> [Tasks to complete]
1/ Copy the text of the forum thread about Churchill between "## Hobilar (Nov" and "Monty at 89.", inclusive.
2/ Translate this sentence from the forum thread about Churchill into Spanish: "They apparently were telling the truth: Churchill died at age 91, Monty at 89."
3/ In the forum thread about Churchill, list every number written in numerals in the paragraph that begins "At their first dinner together".

> [Document extract]

Actually, he was a very much "hands on" man when it came to MI-5 and MI-6
and the deceptions that they carried out during WW-II. He had some really
brilliant ideas about how to 'hookwink the jerries". 

For example, up until about Sept. of 1943 the codeword for the invasion was
"Overlord". Just before Sept he had it changed to "Neptune". On orders from
Churchill, thru a German spy called Cicero (in Turkey) who was actually work-
for the British, the codeword "Overlord" was intentionally leaked to the Germans. 
Cicero was really Elyesa Bazna, the valet of Sir Hughe Montgomery Knatchbull, 
in the British embassy in Ankara. During the time
Cicero was "employed" by the Germans, they paid him the equivalent of
1.2 million US dollars. His is quite a story !

By Cicero giving the Germans the codeword for the invasion, it established
he credibility, for use later on when the Brits really wanted to feed the
Jerries some crap.

Charles


----------



## Hobilar (Nov 16, 2007)

At their first dinner together before Monty went out to take over Eighth Army Churchill asked Monty what he'd like to drink. Monty replied water and said, "I don't drink or smoke and I'm 100% fit." To which Churchill immediately replied, "Well I do drink and smoke and I'm 200% fit." They apparently were telling the truth: Churchill died at age 91, Monty at 89.

> [Dataset excerpt]
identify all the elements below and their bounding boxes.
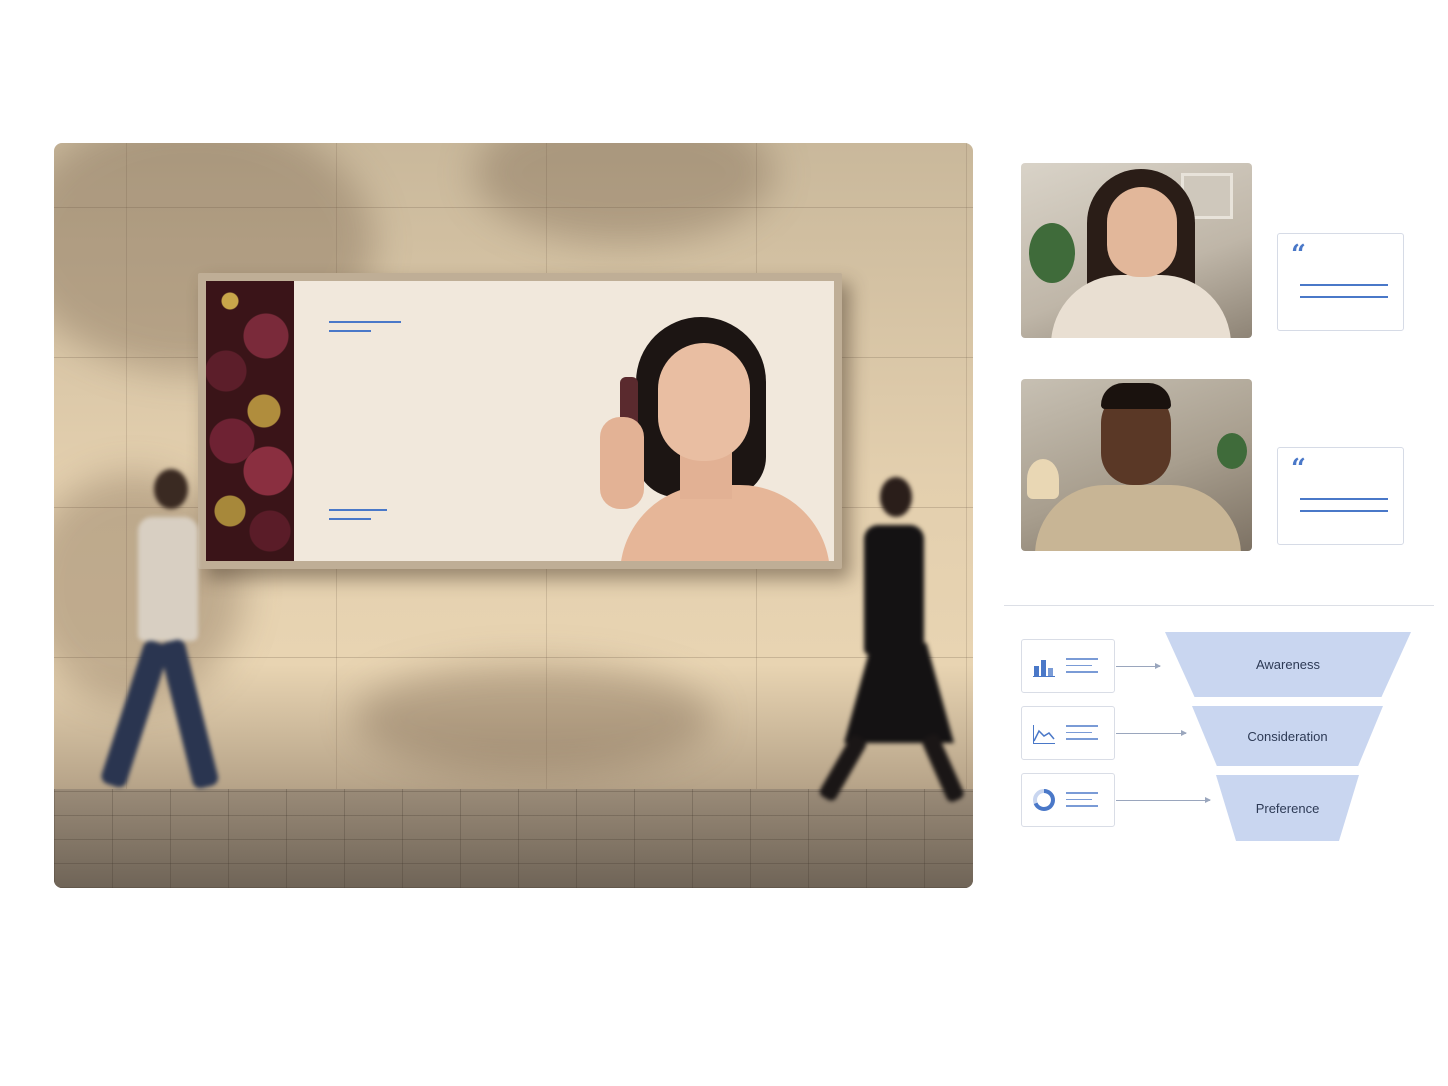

> [Worked answers]
1/
## Hobilar (Nov 16, 2007)

At their first dinner together before Monty went out to take over Eighth Army Churchill asked Monty what he'd like to drink. Monty replied water and said, "I don't drink or smoke and I'm 100% fit." To which Churchill immediately replied, "Well I do drink and smoke and I'm 200% fit." They apparently were telling the truth: Churchill died at age 91, Monty at 89.

2/ Aparentemente decían la verdad: Churchill murió a los 91 años, Monty a los 89.

3/ 100%, 200%, 91, 89